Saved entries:
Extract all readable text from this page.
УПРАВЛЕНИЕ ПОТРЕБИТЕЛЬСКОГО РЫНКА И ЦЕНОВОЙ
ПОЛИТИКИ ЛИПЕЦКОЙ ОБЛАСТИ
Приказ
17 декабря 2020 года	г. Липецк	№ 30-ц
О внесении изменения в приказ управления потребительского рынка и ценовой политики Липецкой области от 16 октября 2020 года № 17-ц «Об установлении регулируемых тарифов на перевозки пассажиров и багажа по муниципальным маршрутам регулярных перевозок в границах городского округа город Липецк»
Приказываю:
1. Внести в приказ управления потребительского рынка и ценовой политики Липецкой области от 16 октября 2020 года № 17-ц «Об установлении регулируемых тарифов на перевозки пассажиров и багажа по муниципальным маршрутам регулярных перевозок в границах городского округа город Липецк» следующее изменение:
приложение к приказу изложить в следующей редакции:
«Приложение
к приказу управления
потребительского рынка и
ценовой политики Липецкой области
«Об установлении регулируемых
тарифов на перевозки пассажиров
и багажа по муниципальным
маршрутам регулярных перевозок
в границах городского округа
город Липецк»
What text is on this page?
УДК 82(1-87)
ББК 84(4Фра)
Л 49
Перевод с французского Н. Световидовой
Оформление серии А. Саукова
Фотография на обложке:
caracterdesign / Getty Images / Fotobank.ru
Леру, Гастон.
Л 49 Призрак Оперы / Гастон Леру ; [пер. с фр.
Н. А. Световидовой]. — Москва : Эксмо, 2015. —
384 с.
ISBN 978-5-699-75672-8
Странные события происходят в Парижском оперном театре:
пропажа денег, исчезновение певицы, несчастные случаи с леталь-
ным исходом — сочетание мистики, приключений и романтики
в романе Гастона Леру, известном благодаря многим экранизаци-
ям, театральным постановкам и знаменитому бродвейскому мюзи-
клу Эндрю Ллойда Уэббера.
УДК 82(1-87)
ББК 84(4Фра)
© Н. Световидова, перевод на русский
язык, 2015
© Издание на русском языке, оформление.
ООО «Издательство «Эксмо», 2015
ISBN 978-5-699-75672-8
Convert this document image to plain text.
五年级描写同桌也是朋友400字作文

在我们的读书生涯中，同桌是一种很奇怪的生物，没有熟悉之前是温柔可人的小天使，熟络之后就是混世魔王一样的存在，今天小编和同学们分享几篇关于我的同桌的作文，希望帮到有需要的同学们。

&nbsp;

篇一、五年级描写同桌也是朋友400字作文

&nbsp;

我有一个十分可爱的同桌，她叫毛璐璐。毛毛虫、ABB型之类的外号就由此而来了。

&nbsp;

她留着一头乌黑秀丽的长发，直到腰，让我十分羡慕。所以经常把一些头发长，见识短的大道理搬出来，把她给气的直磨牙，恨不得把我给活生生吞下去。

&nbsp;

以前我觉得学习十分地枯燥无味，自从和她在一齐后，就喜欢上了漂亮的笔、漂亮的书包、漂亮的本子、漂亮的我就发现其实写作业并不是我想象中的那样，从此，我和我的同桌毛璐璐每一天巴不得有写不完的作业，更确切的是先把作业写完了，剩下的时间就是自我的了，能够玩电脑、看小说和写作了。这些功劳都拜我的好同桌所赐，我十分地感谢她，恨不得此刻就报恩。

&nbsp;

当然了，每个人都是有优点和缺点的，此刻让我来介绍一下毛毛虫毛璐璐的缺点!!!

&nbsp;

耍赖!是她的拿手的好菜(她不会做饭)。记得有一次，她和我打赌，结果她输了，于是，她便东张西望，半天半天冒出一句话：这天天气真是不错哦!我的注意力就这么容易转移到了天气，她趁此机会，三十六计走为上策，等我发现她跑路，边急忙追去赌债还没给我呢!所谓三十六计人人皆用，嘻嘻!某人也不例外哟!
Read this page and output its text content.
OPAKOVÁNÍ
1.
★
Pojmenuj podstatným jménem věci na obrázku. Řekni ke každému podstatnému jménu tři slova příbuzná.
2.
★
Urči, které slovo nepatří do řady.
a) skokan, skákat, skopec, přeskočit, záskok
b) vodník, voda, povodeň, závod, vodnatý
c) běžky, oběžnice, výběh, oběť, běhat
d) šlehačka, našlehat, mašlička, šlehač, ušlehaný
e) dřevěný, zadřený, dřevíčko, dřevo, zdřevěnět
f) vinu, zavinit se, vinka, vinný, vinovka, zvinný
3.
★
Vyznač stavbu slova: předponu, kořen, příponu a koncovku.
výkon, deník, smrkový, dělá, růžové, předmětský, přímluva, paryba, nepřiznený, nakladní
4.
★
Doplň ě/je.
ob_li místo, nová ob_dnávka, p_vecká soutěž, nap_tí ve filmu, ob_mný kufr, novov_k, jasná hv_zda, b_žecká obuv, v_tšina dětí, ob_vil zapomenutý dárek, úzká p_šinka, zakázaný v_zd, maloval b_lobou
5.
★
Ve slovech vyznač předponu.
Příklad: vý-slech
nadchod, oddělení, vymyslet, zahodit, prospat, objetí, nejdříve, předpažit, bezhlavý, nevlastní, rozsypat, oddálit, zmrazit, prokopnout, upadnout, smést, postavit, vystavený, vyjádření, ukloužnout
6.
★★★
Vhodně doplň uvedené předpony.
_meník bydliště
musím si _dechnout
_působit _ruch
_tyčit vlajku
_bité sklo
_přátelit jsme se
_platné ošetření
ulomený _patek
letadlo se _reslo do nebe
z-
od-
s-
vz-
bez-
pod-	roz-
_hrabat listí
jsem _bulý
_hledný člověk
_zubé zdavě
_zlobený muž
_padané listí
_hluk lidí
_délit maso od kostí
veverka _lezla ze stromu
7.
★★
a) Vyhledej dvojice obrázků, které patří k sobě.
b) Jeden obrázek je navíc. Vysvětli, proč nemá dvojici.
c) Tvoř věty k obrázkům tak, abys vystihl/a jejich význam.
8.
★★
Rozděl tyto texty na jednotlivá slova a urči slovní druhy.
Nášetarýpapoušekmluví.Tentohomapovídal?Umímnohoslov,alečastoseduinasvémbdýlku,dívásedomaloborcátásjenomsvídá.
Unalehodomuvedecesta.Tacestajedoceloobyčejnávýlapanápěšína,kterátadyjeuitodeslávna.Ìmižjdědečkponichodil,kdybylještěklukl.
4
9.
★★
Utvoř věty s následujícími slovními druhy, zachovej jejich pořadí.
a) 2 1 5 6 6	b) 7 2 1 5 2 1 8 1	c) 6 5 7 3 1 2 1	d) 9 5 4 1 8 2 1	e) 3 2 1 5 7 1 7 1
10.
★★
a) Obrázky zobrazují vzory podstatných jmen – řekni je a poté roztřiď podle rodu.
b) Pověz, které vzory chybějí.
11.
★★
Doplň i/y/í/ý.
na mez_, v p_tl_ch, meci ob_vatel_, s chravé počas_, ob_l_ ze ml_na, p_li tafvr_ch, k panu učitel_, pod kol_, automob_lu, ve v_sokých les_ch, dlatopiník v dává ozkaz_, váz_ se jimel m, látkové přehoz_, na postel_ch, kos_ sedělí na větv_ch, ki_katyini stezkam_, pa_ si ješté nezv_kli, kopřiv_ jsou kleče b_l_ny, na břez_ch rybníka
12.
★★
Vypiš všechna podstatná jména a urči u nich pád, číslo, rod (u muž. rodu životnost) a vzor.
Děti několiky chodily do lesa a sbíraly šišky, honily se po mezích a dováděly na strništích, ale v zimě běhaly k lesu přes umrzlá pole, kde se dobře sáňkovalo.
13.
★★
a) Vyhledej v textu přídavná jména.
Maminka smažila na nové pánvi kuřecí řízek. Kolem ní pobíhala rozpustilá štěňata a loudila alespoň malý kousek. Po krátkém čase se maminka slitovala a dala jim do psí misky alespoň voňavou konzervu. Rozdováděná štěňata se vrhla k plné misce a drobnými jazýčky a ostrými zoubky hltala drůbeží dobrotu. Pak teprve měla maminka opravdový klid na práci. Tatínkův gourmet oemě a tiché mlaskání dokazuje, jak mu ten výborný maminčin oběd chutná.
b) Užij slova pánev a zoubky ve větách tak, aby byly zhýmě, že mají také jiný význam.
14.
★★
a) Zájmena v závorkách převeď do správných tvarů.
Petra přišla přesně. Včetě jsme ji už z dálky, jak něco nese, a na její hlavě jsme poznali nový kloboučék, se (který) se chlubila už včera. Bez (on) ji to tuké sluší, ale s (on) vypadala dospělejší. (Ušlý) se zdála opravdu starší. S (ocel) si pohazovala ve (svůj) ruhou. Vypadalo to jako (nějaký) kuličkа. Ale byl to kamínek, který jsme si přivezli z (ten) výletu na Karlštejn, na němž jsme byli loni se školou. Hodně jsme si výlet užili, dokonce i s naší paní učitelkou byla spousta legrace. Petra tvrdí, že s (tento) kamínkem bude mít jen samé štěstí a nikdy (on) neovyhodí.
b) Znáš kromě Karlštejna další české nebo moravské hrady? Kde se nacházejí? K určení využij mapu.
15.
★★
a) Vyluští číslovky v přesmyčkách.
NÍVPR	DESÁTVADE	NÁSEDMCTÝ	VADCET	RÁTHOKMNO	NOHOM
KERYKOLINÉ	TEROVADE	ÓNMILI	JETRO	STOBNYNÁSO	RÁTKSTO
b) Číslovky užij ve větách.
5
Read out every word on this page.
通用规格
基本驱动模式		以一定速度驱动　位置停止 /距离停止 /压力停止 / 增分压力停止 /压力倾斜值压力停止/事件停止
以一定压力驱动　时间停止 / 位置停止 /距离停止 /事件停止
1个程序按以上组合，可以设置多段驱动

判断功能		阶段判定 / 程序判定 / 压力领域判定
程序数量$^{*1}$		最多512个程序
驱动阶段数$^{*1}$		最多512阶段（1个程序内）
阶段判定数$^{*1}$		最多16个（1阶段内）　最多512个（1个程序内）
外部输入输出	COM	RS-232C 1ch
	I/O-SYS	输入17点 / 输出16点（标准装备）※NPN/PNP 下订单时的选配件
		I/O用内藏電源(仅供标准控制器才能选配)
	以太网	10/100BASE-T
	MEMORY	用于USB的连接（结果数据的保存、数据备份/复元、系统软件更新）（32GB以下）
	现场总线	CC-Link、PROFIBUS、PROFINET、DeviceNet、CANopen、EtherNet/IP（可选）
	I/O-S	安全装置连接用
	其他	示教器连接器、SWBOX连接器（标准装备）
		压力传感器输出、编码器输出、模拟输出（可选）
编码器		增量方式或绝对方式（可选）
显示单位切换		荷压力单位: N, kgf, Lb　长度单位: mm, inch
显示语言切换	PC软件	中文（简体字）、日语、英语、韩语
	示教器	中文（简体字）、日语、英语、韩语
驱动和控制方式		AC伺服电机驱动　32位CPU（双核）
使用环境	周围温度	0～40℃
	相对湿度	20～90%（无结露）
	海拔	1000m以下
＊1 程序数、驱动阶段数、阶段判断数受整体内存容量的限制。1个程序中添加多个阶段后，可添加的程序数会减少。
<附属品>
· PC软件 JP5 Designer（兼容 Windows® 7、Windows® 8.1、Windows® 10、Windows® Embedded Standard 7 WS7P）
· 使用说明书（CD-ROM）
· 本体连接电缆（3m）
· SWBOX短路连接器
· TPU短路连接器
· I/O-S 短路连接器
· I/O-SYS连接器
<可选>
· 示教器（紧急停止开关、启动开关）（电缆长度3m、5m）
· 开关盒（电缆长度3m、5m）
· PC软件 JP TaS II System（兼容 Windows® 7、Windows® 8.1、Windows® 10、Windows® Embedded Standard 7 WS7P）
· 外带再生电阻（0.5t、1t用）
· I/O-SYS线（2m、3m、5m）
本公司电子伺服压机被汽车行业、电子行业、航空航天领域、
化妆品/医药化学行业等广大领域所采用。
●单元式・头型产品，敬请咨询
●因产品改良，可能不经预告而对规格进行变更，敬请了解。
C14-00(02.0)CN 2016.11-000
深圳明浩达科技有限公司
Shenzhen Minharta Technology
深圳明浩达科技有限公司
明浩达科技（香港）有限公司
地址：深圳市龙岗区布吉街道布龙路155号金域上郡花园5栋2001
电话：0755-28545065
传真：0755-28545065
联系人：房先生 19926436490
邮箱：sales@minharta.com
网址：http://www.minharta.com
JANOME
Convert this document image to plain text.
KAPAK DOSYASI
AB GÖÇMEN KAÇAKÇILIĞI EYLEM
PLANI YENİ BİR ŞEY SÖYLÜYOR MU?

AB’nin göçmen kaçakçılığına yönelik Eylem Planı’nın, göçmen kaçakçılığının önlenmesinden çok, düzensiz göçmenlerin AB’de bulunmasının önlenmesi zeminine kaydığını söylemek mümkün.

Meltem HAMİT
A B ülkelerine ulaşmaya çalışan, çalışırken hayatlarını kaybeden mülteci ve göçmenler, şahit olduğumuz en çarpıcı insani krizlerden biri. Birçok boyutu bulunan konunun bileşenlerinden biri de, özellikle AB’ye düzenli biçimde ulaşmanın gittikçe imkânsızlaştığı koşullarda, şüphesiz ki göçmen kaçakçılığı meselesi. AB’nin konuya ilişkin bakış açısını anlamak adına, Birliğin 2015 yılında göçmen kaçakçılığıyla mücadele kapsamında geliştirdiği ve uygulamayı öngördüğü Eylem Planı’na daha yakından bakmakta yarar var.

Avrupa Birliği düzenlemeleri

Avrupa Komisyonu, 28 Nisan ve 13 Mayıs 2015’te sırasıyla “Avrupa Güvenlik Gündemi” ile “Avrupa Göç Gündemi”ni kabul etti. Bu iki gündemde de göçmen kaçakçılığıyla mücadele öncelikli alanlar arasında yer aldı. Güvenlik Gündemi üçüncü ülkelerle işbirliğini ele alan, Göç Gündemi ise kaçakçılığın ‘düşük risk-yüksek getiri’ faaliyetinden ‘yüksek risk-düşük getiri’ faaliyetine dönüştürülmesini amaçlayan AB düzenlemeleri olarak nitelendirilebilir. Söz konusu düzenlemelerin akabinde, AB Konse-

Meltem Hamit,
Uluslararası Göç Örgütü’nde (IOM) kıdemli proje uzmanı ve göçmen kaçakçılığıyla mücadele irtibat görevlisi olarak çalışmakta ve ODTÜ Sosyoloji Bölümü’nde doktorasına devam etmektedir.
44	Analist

Request | From the listing above, find the number of lines with the word "druhy" in them. Answer with the number only.

Expected output | 2